Sort through the data and copy the lines holding the word "time".

Material provided —
____________________
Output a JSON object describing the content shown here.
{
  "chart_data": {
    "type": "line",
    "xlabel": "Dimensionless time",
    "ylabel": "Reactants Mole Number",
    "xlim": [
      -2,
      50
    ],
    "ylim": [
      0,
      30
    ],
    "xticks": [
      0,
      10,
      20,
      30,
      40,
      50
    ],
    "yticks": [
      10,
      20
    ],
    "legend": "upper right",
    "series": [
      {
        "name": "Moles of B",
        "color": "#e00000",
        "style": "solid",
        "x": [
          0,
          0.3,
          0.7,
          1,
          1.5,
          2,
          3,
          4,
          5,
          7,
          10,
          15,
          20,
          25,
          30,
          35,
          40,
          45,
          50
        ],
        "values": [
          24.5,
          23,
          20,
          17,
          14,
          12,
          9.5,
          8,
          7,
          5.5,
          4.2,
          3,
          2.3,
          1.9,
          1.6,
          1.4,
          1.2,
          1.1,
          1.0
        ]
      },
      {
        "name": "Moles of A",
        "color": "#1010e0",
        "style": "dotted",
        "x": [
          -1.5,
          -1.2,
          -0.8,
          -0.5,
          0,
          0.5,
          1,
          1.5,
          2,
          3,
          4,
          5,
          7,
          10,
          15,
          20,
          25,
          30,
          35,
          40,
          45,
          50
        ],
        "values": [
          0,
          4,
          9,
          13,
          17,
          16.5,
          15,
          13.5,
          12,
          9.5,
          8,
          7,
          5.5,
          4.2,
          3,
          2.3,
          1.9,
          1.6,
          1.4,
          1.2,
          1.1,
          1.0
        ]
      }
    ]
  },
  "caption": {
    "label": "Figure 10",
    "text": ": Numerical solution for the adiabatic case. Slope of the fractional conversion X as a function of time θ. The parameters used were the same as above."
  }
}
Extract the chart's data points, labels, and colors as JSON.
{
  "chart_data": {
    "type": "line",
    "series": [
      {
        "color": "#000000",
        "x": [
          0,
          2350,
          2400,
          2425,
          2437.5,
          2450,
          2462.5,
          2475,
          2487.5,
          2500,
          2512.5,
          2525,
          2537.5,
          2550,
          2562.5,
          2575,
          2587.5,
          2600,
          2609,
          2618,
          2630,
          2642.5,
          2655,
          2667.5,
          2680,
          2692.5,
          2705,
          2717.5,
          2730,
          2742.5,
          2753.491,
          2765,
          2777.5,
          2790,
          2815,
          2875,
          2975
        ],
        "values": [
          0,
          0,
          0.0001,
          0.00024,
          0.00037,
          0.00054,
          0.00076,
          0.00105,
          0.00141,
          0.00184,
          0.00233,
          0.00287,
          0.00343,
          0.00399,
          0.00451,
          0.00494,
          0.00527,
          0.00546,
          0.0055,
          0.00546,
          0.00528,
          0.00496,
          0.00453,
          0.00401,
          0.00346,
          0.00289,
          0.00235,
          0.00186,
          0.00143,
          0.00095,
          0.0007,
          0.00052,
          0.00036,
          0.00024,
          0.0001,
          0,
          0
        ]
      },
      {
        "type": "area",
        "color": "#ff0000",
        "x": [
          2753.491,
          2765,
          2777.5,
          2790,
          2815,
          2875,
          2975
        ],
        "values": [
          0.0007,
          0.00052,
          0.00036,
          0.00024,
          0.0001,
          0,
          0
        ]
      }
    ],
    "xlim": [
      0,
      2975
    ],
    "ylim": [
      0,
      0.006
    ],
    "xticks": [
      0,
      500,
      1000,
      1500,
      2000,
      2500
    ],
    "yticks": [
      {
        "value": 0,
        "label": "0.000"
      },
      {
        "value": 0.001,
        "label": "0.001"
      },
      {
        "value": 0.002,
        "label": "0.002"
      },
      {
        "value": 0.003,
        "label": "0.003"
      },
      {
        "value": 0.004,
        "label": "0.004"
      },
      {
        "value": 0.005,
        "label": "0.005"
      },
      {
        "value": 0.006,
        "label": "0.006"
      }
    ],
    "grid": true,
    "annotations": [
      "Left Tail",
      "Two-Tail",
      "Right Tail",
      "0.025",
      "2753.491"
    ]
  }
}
____________________
Worked answer —
    "xlabel": "Dimensionless time",
    "text": ": Numerical solution for the adiabatic case. Slope of the fractional conversion X as a function of time θ. The parameters used were the same as above."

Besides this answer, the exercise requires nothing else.